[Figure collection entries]

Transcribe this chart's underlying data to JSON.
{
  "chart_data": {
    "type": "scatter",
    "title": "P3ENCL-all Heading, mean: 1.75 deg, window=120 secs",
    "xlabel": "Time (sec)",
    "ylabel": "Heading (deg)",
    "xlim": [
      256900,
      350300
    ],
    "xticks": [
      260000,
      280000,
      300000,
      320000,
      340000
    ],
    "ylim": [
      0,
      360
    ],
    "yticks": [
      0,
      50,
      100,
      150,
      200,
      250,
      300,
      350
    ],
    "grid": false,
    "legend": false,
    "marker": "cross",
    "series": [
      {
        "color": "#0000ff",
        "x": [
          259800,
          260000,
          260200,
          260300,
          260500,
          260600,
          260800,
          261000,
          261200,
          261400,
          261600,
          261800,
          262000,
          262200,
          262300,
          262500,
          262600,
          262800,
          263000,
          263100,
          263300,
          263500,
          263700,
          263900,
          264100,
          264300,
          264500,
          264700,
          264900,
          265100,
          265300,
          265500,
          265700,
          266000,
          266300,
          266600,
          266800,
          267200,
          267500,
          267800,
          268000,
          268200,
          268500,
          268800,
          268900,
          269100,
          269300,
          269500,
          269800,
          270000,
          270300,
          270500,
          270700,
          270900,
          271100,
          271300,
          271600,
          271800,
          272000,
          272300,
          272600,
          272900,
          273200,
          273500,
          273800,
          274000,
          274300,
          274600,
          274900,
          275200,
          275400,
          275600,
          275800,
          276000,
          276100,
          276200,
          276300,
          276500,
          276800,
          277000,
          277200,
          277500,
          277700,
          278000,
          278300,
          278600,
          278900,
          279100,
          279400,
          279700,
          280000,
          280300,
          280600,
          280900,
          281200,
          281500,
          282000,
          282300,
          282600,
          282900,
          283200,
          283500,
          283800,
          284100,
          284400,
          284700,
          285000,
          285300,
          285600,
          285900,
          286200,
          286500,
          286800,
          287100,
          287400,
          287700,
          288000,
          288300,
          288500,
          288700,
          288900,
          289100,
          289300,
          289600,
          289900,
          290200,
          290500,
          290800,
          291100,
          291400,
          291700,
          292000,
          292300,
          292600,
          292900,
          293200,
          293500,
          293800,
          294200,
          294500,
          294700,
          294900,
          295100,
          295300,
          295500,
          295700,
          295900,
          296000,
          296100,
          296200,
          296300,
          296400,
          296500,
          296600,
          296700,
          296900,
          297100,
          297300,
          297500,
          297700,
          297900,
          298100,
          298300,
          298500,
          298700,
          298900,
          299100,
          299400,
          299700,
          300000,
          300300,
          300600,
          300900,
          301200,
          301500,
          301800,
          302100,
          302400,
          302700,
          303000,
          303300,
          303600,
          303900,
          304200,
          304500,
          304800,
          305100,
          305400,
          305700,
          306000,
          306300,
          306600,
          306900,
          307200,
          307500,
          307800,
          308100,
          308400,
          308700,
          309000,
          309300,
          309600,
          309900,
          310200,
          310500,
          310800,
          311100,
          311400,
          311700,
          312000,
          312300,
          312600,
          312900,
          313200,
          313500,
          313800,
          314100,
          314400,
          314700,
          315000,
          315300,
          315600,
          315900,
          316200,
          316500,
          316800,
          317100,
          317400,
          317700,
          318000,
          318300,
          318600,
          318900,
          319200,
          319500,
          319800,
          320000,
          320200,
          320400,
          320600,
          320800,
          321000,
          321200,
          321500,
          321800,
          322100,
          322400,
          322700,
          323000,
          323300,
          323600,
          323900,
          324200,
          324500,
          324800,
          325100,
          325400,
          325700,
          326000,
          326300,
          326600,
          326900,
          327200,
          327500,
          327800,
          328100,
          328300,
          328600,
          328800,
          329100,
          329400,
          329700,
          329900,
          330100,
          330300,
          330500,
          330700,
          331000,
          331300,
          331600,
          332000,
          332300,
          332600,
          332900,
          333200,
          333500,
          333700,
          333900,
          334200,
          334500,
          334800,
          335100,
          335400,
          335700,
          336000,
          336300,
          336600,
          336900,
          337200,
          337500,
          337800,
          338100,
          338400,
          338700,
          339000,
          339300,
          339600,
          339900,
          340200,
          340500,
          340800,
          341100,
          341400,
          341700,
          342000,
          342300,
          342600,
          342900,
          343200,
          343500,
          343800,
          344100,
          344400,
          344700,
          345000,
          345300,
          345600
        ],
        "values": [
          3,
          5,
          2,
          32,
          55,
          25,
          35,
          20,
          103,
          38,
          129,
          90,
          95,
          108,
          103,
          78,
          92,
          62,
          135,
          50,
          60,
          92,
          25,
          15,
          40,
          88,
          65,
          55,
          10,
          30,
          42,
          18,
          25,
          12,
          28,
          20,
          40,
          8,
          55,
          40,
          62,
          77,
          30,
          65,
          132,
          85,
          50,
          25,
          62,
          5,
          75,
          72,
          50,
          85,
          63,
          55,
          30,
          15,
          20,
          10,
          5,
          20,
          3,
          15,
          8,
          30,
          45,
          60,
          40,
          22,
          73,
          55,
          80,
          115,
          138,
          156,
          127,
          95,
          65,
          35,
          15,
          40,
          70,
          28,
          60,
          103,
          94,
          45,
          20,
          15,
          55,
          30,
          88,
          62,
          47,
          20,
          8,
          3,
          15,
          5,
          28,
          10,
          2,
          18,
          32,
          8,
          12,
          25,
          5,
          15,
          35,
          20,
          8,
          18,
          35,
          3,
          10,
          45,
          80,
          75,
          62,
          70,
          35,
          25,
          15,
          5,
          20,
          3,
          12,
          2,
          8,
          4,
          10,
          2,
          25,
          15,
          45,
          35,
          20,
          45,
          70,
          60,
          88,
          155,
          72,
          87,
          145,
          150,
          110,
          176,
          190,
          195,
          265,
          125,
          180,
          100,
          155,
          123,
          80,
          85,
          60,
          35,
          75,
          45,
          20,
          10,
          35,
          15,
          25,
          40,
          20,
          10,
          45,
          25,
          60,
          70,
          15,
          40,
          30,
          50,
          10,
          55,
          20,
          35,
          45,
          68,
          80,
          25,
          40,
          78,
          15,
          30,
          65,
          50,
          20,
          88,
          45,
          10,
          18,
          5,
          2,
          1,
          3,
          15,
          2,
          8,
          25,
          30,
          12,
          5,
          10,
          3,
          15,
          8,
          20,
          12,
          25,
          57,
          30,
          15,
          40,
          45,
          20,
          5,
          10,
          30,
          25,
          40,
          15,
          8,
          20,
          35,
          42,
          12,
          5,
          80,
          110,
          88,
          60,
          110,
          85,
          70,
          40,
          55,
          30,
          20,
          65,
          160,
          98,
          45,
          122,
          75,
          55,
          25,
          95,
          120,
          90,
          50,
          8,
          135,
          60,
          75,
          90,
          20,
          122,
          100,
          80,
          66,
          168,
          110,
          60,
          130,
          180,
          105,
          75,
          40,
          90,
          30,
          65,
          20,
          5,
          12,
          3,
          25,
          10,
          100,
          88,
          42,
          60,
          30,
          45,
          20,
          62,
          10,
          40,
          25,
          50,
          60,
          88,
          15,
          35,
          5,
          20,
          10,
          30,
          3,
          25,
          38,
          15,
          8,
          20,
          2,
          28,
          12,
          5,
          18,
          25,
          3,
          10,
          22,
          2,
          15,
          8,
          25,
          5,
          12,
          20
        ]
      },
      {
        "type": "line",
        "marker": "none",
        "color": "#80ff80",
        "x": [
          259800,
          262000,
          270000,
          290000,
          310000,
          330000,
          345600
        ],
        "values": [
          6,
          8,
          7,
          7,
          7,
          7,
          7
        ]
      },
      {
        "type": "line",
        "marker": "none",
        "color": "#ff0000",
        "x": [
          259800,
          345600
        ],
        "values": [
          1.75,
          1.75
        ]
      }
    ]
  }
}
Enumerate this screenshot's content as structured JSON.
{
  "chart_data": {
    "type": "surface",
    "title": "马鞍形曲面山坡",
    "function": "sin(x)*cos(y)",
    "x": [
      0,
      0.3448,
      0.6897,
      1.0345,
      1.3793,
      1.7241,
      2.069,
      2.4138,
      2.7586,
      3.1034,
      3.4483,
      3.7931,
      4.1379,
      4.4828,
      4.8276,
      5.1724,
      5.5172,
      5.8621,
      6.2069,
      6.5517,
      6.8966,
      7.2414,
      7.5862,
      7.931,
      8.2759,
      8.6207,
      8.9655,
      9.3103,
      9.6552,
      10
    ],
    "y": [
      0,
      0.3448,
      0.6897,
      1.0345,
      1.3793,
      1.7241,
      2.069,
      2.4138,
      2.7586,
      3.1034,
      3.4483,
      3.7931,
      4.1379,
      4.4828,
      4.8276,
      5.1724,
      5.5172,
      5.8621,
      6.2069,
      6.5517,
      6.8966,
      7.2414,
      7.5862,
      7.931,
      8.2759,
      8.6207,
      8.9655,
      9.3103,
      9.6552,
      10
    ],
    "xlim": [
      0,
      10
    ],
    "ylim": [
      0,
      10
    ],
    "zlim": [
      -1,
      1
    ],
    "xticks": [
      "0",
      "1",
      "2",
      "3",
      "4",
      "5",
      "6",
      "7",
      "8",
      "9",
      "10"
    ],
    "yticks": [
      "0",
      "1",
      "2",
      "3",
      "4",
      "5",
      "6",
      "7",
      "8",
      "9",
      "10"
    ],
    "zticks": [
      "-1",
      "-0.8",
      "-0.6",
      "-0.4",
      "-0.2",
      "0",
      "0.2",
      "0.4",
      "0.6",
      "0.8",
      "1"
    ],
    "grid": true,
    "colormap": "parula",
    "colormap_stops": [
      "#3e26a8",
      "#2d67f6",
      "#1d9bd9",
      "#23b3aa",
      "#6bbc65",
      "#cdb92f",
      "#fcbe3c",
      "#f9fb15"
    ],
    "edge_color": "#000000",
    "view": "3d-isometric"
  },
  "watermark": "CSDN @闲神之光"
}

* TASK BRIEF *
Write out every line of the entries that holds the word "title".

* PROBLEM SOLUTION *
    "title": "P3ENCL-all Heading, mean: 1.75 deg, window=120 secs",
    "title": "马鞍形曲面山坡",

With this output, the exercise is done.